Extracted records
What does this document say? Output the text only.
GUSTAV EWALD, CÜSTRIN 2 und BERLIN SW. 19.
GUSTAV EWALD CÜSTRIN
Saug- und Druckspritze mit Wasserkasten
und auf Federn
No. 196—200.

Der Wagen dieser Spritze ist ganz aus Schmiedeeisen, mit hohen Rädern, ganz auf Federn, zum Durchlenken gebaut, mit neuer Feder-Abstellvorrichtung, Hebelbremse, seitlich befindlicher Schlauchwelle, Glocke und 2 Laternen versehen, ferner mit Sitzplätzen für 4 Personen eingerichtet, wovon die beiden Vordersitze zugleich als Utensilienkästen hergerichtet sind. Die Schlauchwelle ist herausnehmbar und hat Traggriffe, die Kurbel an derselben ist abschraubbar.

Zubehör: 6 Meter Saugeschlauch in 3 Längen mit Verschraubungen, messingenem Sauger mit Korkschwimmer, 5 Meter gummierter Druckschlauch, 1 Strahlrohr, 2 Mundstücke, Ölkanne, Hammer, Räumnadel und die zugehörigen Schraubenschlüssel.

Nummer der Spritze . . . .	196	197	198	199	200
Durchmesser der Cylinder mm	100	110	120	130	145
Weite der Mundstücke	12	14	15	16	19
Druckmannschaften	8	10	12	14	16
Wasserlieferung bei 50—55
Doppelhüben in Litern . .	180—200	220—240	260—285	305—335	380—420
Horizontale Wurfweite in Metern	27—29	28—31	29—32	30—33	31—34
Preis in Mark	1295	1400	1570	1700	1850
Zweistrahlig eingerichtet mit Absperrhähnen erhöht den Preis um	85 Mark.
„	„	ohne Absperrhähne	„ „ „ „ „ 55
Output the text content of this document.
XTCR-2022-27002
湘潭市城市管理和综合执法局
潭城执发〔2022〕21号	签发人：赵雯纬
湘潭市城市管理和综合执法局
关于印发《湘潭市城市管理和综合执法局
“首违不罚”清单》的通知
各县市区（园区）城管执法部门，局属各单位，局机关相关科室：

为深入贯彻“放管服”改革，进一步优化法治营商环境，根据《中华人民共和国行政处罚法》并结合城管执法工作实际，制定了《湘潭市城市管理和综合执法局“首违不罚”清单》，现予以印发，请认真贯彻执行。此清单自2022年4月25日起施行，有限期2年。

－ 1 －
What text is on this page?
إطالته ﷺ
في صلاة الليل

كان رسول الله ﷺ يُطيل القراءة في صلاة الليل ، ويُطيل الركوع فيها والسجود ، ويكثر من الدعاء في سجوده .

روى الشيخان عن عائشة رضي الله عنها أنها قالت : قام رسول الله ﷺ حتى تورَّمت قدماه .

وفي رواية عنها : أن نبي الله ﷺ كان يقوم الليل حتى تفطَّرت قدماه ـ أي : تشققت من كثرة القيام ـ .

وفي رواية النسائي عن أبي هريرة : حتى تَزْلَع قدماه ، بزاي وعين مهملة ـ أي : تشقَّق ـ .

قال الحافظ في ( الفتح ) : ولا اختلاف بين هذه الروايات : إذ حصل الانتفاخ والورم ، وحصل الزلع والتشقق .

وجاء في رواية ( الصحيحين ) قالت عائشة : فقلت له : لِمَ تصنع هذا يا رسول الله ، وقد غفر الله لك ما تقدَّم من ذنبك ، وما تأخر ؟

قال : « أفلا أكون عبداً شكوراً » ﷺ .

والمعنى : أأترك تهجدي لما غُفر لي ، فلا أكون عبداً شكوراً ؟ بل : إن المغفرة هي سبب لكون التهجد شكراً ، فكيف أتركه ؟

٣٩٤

**WHAT IS BEING ASKED:** Repeat back the data above, exact to the last character.

**WRITTEN SOLUTION:**
What does this document say? Output the text only.
GUSTAV EWALD, CÜSTRIN 2 und BERLIN SW. 19.
GUSTAV EWALD CÜSTRIN
Saug- und Druckspritze mit Wasserkasten
und auf Federn
No. 196—200.

Der Wagen dieser Spritze ist ganz aus Schmiedeeisen, mit hohen Rädern, ganz auf Federn, zum Durchlenken gebaut, mit neuer Feder-Abstellvorrichtung, Hebelbremse, seitlich befindlicher Schlauchwelle, Glocke und 2 Laternen versehen, ferner mit Sitzplätzen für 4 Personen eingerichtet, wovon die beiden Vordersitze zugleich als Utensilienkästen hergerichtet sind. Die Schlauchwelle ist herausnehmbar und hat Traggriffe, die Kurbel an derselben ist abschraubbar.

Zubehör: 6 Meter Saugeschlauch in 3 Längen mit Verschraubungen, messingenem Sauger mit Korkschwimmer, 5 Meter gummierter Druckschlauch, 1 Strahlrohr, 2 Mundstücke, Ölkanne, Hammer, Räumnadel und die zugehörigen Schraubenschlüssel.

Nummer der Spritze . . . .	196	197	198	199	200
Durchmesser der Cylinder mm	100	110	120	130	145
Weite der Mundstücke	12	14	15	16	19
Druckmannschaften	8	10	12	14	16
Wasserlieferung bei 50—55
Doppelhüben in Litern . .	180—200	220—240	260—285	305—335	380—420
Horizontale Wurfweite in Metern	27—29	28—31	29—32	30—33	31—34
Preis in Mark	1295	1400	1570	1700	1850
Zweistrahlig eingerichtet mit Absperrhähnen erhöht den Preis um	85 Mark.
„	„	ohne Absperrhähne	„ „ „ „ „ 55
Output the text content of this document.
XTCR-2022-27002
湘潭市城市管理和综合执法局
潭城执发〔2022〕21号	签发人：赵雯纬
湘潭市城市管理和综合执法局
关于印发《湘潭市城市管理和综合执法局
“首违不罚”清单》的通知
各县市区（园区）城管执法部门，局属各单位，局机关相关科室：

为深入贯彻“放管服”改革，进一步优化法治营商环境，根据《中华人民共和国行政处罚法》并结合城管执法工作实际，制定了《湘潭市城市管理和综合执法局“首违不罚”清单》，现予以印发，请认真贯彻执行。此清单自2022年4月25日起施行，有限期2年。

－ 1 －
What text is on this page?
إطالته ﷺ
في صلاة الليل

كان رسول الله ﷺ يُطيل القراءة في صلاة الليل ، ويُطيل الركوع فيها والسجود ، ويكثر من الدعاء في سجوده .

روى الشيخان عن عائشة رضي الله عنها أنها قالت : قام رسول الله ﷺ حتى تورَّمت قدماه .

وفي رواية عنها : أن نبي الله ﷺ كان يقوم الليل حتى تفطَّرت قدماه ـ أي : تشققت من كثرة القيام ـ .

وفي رواية النسائي عن أبي هريرة : حتى تَزْلَع قدماه ، بزاي وعين مهملة ـ أي : تشقَّق ـ .

قال الحافظ في ( الفتح ) : ولا اختلاف بين هذه الروايات : إذ حصل الانتفاخ والورم ، وحصل الزلع والتشقق .

وجاء في رواية ( الصحيحين ) قالت عائشة : فقلت له : لِمَ تصنع هذا يا رسول الله ، وقد غفر الله لك ما تقدَّم من ذنبك ، وما تأخر ؟

قال : « أفلا أكون عبداً شكوراً » ﷺ .

والمعنى : أأترك تهجدي لما غُفر لي ، فلا أكون عبداً شكوراً ؟ بل : إن المغفرة هي سبب لكون التهجد شكراً ، فكيف أتركه ؟

٣٩٤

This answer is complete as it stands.